Problem to work on: Read the records below and copy each line that contains "excited".

Record set:
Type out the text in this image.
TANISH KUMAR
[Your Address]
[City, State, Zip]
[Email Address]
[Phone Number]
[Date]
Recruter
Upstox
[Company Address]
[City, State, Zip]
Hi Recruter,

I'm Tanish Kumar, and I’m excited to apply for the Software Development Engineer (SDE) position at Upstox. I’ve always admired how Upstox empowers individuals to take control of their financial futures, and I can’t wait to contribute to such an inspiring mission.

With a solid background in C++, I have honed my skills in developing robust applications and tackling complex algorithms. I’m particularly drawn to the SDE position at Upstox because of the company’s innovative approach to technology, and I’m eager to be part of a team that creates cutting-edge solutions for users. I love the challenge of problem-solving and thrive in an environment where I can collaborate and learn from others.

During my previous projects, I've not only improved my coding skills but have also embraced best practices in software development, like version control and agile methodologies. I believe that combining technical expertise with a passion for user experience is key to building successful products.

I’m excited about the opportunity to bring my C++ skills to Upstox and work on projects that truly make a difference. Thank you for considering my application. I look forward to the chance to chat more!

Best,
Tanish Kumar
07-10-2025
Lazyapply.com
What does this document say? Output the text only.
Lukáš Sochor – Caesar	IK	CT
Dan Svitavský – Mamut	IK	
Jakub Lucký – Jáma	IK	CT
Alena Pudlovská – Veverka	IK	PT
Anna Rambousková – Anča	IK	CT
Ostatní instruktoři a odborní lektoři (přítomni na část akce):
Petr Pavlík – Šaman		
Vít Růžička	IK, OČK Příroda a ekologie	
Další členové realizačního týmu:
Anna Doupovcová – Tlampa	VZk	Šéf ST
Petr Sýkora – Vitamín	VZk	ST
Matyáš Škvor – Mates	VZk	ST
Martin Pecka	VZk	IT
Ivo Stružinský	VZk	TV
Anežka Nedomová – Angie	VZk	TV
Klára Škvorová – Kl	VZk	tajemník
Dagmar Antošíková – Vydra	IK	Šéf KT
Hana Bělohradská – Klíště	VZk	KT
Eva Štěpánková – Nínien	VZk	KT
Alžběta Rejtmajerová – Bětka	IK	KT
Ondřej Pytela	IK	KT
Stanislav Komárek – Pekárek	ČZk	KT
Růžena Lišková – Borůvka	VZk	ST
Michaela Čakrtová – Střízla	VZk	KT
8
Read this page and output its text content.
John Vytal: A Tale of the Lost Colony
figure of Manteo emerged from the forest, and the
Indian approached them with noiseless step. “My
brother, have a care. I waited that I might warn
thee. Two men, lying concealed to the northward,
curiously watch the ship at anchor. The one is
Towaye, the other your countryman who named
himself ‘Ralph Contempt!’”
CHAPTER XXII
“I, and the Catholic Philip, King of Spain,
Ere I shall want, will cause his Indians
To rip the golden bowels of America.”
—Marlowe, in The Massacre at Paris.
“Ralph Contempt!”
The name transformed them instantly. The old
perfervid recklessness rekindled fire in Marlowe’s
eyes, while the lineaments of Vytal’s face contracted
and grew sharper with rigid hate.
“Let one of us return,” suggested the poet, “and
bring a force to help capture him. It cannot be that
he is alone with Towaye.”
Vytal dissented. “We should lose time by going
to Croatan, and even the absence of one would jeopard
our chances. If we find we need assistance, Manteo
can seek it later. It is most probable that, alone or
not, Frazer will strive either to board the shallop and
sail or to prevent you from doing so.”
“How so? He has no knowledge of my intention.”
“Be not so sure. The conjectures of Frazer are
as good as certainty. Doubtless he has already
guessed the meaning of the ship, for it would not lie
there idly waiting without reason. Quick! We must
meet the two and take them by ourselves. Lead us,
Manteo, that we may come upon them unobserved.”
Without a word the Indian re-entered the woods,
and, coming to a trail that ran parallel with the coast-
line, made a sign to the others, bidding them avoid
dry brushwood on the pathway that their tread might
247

Result of the exercise:
I'm Tanish Kumar, and I’m excited to apply for the Software Development Engineer (SDE) position at Upstox. I’ve always admired how Upstox empowers individuals to take control of their financial futures, and I can’t wait to contribute to such an inspiring mission.
I’m excited about the opportunity to bring my C++ skills to Upstox and work on projects that truly make a difference. Thank you for considering my application. I look forward to the chance to chat more!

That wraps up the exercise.